> _THE PROBLEM_
Repeat each line of the material below exactly as it appears, minus any pictures.

= = = = =

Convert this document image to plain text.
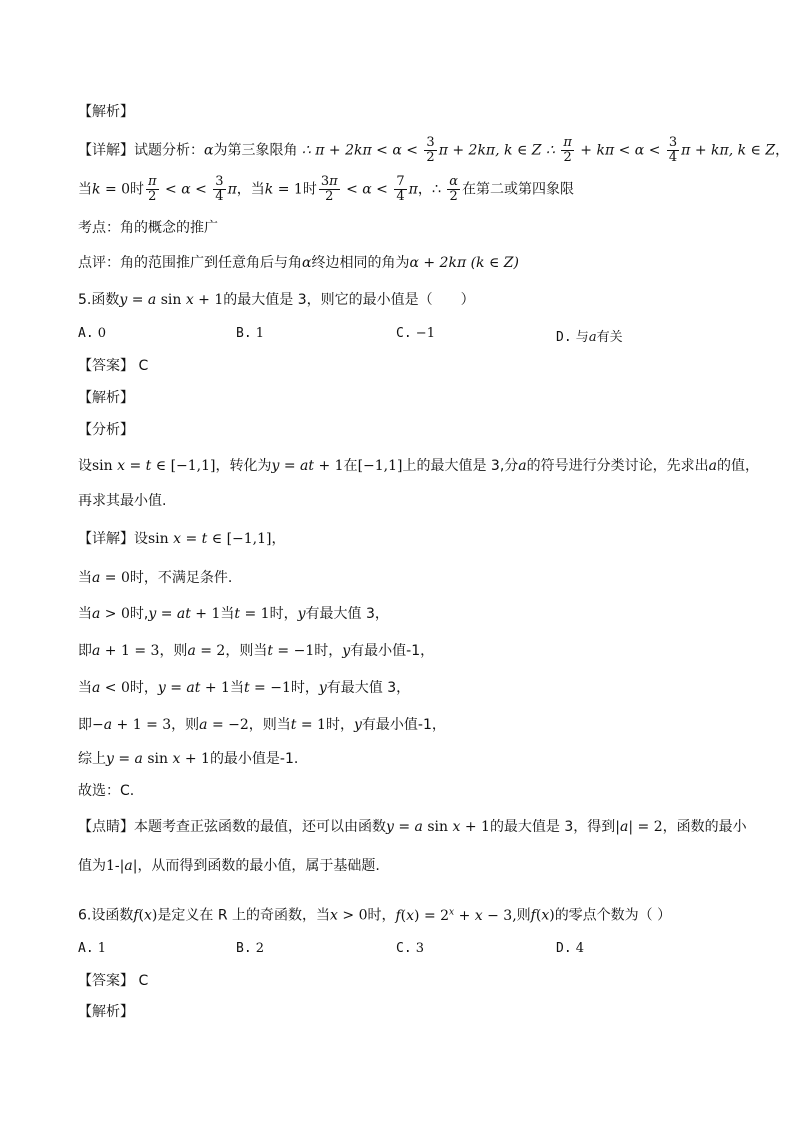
【解析】
【详解】试题分析：α为第三象限角 ∴ $\pi + 2k\pi < \alpha < \frac{3}{2}$ π + 2kπ, k ∈ Z ∴ $\frac{\pi}{2} + k\pi < \alpha < \frac{3}{4}$ π + kπ, k ∈ Z，
当k = 0时 $\frac{\pi}{2} < \alpha < \frac{3}{4}$ π，当k = 1时 $\frac{3\pi}{2} < \alpha < \frac{7}{4}$ π，∴ $\frac{\alpha}{2}$ 在第二或第四象限
考点：角的概念的推广
点评：角的范围推广到任意角后与角α终边相同的角为α + 2kπ (k ∈ Z)
5.函数y = a sin x + 1的最大值是 3，则它的最小值是（　　）
A. 0	B. 1	C. −1	D. 与a有关
【答案】 C
【解析】
【分析】
设sin x = t ∈ [−1,1]，转化为y = at + 1在[−1,1]上的最大值是 3,分a的符号进行分类讨论，先求出a的值，
再求其最小值.
【详解】设sin x = t ∈ [−1,1]，
当a = 0时，不满足条件.
当a > 0时,y = at + 1当t = 1时，y有最大值 3，
即a + 1 = 3，则a = 2，则当t = −1时，y有最小值-1，
当a < 0时，y = at + 1当t = −1时，y有最大值 3，
即−a + 1 = 3，则a = −2，则当t = 1时，y有最小值-1，
综上y = a sin x + 1的最小值是-1.
故选：C.
【点睛】本题考查正弦函数的最值，还可以由函数y = a sin x + 1的最大值是 3，得到|a| = 2，函数的最小
值为1-|a|，从而得到函数的最小值，属于基础题.
6.设函数f(x)是定义在 R 上的奇函数，当x > 0时，$f(x) = 2^x + x - 3$,则f(x)的零点个数为（ ）
A. 1	B. 2	C. 3	D. 4
【答案】 C
【解析】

= = = = =

> _SOLUTION TO THIS PROBLEM_
Convert this document image to plain text.
【解析】
【详解】试题分析：α为第三象限角 ∴ $\pi + 2k\pi < \alpha < \frac{3}{2}$ π + 2kπ, k ∈ Z ∴ $\frac{\pi}{2} + k\pi < \alpha < \frac{3}{4}$ π + kπ, k ∈ Z，
当k = 0时 $\frac{\pi}{2} < \alpha < \frac{3}{4}$ π，当k = 1时 $\frac{3\pi}{2} < \alpha < \frac{7}{4}$ π，∴ $\frac{\alpha}{2}$ 在第二或第四象限
考点：角的概念的推广
点评：角的范围推广到任意角后与角α终边相同的角为α + 2kπ (k ∈ Z)
5.函数y = a sin x + 1的最大值是 3，则它的最小值是（　　）
A. 0	B. 1	C. −1	D. 与a有关
【答案】 C
【解析】
【分析】
设sin x = t ∈ [−1,1]，转化为y = at + 1在[−1,1]上的最大值是 3,分a的符号进行分类讨论，先求出a的值，
再求其最小值.
【详解】设sin x = t ∈ [−1,1]，
当a = 0时，不满足条件.
当a > 0时,y = at + 1当t = 1时，y有最大值 3，
即a + 1 = 3，则a = 2，则当t = −1时，y有最小值-1，
当a < 0时，y = at + 1当t = −1时，y有最大值 3，
即−a + 1 = 3，则a = −2，则当t = 1时，y有最小值-1，
综上y = a sin x + 1的最小值是-1.
故选：C.
【点睛】本题考查正弦函数的最值，还可以由函数y = a sin x + 1的最大值是 3，得到|a| = 2，函数的最小
值为1-|a|，从而得到函数的最小值，属于基础题.
6.设函数f(x)是定义在 R 上的奇函数，当x > 0时，$f(x) = 2^x + x - 3$,则f(x)的零点个数为（ ）
A. 1	B. 2	C. 3	D. 4
【答案】 C
【解析】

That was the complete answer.